→ **DIRECTION**
Answer these questions about the email reply below:
1. Which example does the reply's writer find a problem with?
2. What kind of id does the writer's note call incorrect?
3. In the quoted message, which element does Dan O'Donnell suggest might make more sense for surrounding the words?

→ **PASSAGE**
I too see nothing wrong with the second example,* only with the third.
(* Except for that incorrect use of an id what starts with a number)
On 4/2/2012 3:13 PM, O'Donnell, Dan wrote:
> I disagree that your second example is bad. It would be a little different to render if you think that all ptr must render to html:a, but not insurmountable. But I'd say even then it is an example that degrades well if you don't render the pointers and it could be an example of project-internal ise.of ptrs you don't intend to render.
>
> The text without ptr in your second example is simply a prose reference to a specific place in a manual. Your ptrs mark places where some other file location is relevant. It might make more sense to surround the words with ref. But using ptrs is.not crazy.

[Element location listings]

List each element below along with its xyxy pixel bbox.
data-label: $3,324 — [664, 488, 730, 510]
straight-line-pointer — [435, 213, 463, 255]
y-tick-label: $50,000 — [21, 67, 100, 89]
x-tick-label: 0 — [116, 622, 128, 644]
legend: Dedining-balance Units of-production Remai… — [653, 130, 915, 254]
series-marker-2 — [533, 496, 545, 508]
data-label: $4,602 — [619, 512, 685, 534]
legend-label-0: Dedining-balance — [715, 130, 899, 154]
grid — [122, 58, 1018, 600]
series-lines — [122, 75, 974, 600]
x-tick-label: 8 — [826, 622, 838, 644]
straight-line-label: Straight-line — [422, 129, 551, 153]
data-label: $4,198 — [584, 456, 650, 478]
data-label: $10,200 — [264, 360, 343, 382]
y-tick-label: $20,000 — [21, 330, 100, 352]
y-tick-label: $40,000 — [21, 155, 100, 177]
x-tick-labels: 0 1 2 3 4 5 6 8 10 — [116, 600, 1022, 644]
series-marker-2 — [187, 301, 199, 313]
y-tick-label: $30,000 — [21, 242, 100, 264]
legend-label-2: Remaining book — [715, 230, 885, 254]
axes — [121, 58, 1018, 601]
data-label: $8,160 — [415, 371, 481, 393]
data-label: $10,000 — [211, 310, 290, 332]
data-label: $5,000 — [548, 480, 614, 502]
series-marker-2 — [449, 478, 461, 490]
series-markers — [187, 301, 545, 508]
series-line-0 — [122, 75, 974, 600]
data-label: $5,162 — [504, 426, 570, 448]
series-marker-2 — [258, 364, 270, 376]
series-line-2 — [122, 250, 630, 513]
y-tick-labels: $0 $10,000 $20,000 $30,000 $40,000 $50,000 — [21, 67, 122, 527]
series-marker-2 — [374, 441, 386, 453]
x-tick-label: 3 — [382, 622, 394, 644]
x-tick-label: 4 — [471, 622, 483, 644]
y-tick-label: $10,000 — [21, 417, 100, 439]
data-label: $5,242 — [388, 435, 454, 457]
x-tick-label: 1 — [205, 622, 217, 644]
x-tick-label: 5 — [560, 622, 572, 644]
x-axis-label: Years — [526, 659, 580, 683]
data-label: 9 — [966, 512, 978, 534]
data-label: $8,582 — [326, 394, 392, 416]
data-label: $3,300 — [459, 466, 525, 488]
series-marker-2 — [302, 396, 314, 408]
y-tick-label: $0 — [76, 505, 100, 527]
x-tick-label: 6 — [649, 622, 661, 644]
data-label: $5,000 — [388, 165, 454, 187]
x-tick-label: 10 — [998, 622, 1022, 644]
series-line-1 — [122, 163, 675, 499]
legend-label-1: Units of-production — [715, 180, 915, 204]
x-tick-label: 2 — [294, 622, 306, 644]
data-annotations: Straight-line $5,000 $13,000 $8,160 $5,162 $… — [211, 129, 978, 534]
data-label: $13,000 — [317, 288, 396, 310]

→ **CORRECT RESPONSE**
1. The third example.
2. An id that starts with a number.
3. ref.